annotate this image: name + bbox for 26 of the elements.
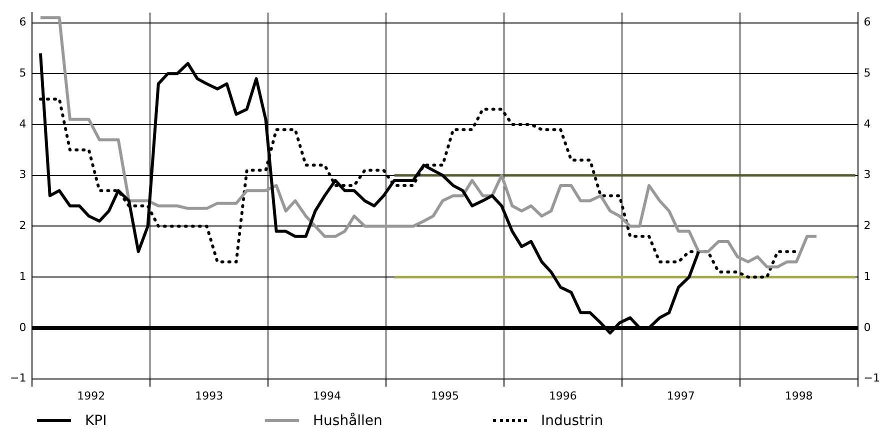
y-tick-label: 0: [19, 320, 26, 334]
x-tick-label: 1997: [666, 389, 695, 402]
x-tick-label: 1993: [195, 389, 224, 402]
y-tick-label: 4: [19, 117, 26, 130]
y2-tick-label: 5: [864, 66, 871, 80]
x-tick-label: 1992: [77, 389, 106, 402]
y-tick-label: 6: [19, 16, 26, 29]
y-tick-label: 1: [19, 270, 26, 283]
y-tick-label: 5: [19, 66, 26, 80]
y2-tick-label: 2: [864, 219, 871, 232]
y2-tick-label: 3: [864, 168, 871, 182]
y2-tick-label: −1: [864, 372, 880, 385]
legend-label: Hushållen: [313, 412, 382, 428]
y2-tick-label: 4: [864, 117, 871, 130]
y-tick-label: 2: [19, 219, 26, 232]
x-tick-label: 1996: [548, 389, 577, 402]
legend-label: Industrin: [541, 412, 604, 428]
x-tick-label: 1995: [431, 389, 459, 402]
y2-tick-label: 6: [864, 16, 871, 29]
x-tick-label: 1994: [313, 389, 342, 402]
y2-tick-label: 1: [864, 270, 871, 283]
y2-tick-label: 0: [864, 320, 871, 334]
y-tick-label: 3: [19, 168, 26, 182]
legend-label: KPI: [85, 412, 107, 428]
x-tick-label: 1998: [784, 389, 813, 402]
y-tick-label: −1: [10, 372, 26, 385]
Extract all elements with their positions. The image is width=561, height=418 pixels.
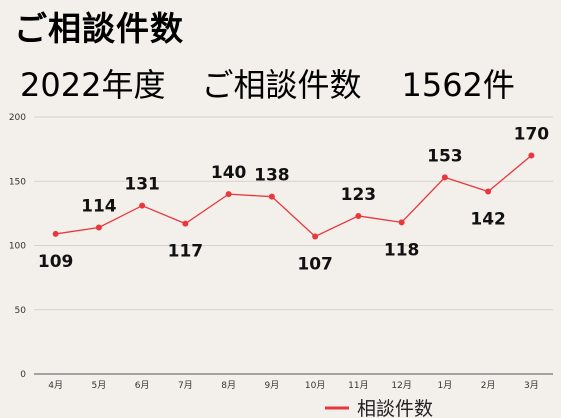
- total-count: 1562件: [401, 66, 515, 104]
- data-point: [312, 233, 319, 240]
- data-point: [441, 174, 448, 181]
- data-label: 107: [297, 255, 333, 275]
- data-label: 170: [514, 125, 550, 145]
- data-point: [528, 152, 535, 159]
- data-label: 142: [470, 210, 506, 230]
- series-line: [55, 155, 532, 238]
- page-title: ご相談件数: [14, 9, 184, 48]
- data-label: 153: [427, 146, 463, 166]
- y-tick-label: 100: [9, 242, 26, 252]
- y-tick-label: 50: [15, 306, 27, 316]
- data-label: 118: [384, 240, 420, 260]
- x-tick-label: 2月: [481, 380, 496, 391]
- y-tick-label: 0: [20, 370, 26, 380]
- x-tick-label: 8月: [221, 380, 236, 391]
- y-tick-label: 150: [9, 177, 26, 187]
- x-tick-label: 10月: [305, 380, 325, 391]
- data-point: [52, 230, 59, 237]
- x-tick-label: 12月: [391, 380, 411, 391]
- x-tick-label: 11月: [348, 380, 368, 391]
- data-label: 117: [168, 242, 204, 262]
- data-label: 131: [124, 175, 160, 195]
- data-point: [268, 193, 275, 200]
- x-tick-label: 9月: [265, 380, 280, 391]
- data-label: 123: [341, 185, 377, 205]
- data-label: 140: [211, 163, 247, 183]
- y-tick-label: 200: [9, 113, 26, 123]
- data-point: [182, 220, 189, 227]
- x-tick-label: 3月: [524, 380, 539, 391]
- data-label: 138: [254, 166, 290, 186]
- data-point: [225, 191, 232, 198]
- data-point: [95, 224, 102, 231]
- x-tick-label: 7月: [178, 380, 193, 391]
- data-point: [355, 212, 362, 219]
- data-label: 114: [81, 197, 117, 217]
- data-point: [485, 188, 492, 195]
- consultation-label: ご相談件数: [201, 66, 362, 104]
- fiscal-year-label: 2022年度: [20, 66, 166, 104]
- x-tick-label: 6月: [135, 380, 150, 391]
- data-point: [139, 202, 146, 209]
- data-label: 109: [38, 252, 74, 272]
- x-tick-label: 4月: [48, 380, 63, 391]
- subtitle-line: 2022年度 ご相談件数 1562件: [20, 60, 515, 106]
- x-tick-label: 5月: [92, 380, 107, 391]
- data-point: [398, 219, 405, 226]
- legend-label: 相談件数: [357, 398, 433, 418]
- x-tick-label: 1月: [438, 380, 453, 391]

□ □ □

§ **Exercise aim**:
Please write out every line of the items above word for word, leaving out the pictures.

§ **Worked answer**:
annotate this image: name + bbox for 26 of the elements.
y-tick-label: 0: [19, 320, 26, 334]
x-tick-label: 1997: [666, 389, 695, 402]
x-tick-label: 1993: [195, 389, 224, 402]
y-tick-label: 4: [19, 117, 26, 130]
y2-tick-label: 5: [864, 66, 871, 80]
x-tick-label: 1992: [77, 389, 106, 402]
y-tick-label: 6: [19, 16, 26, 29]
y-tick-label: 1: [19, 270, 26, 283]
y-tick-label: 5: [19, 66, 26, 80]
y2-tick-label: 2: [864, 219, 871, 232]
y2-tick-label: 3: [864, 168, 871, 182]
y2-tick-label: −1: [864, 372, 880, 385]
legend-label: Hushållen: [313, 412, 382, 428]
y2-tick-label: 4: [864, 117, 871, 130]
y-tick-label: 2: [19, 219, 26, 232]
x-tick-label: 1996: [548, 389, 577, 402]
legend-label: Industrin: [541, 412, 604, 428]
x-tick-label: 1995: [431, 389, 459, 402]
y2-tick-label: 6: [864, 16, 871, 29]
x-tick-label: 1994: [313, 389, 342, 402]
y2-tick-label: 1: [864, 270, 871, 283]
y2-tick-label: 0: [864, 320, 871, 334]
y-tick-label: 3: [19, 168, 26, 182]
legend-label: KPI: [85, 412, 107, 428]
x-tick-label: 1998: [784, 389, 813, 402]
y-tick-label: −1: [10, 372, 26, 385]
Extract all elements with their positions. The image is width=561, height=418 pixels.
- total-count: 1562件: [401, 66, 515, 104]
- data-point: [312, 233, 319, 240]
- data-point: [441, 174, 448, 181]
- data-label: 107: [297, 255, 333, 275]
- data-label: 170: [514, 125, 550, 145]
- data-point: [528, 152, 535, 159]
- data-label: 142: [470, 210, 506, 230]
- series-line: [55, 155, 532, 238]
- page-title: ご相談件数: [14, 9, 184, 48]
- data-label: 153: [427, 146, 463, 166]
- y-tick-label: 100: [9, 242, 26, 252]
- y-tick-label: 50: [15, 306, 27, 316]
- data-label: 118: [384, 240, 420, 260]
- x-tick-label: 2月: [481, 380, 496, 391]
- y-tick-label: 0: [20, 370, 26, 380]
- x-tick-label: 8月: [221, 380, 236, 391]
- y-tick-label: 150: [9, 177, 26, 187]
- x-tick-label: 10月: [305, 380, 325, 391]
- data-point: [52, 230, 59, 237]
- x-tick-label: 12月: [391, 380, 411, 391]
- x-tick-label: 11月: [348, 380, 368, 391]
- data-label: 117: [168, 242, 204, 262]
- data-label: 131: [124, 175, 160, 195]
- data-point: [268, 193, 275, 200]
- x-tick-label: 9月: [265, 380, 280, 391]
- data-label: 123: [341, 185, 377, 205]
- data-label: 140: [211, 163, 247, 183]
- y-tick-label: 200: [9, 113, 26, 123]
- data-point: [182, 220, 189, 227]
- x-tick-label: 3月: [524, 380, 539, 391]
- data-label: 138: [254, 166, 290, 186]
- data-point: [225, 191, 232, 198]
- data-point: [95, 224, 102, 231]
- x-tick-label: 7月: [178, 380, 193, 391]
- data-point: [355, 212, 362, 219]
- data-label: 114: [81, 197, 117, 217]
- data-point: [485, 188, 492, 195]
- consultation-label: ご相談件数: [201, 66, 362, 104]
- fiscal-year-label: 2022年度: [20, 66, 166, 104]
- x-tick-label: 6月: [135, 380, 150, 391]
- data-point: [139, 202, 146, 209]
- data-label: 109: [38, 252, 74, 272]
- x-tick-label: 4月: [48, 380, 63, 391]
- subtitle-line: 2022年度 ご相談件数 1562件: [20, 60, 515, 106]
- x-tick-label: 5月: [92, 380, 107, 391]
- data-point: [398, 219, 405, 226]
- legend-label: 相談件数: [357, 398, 433, 418]
- x-tick-label: 1月: [438, 380, 453, 391]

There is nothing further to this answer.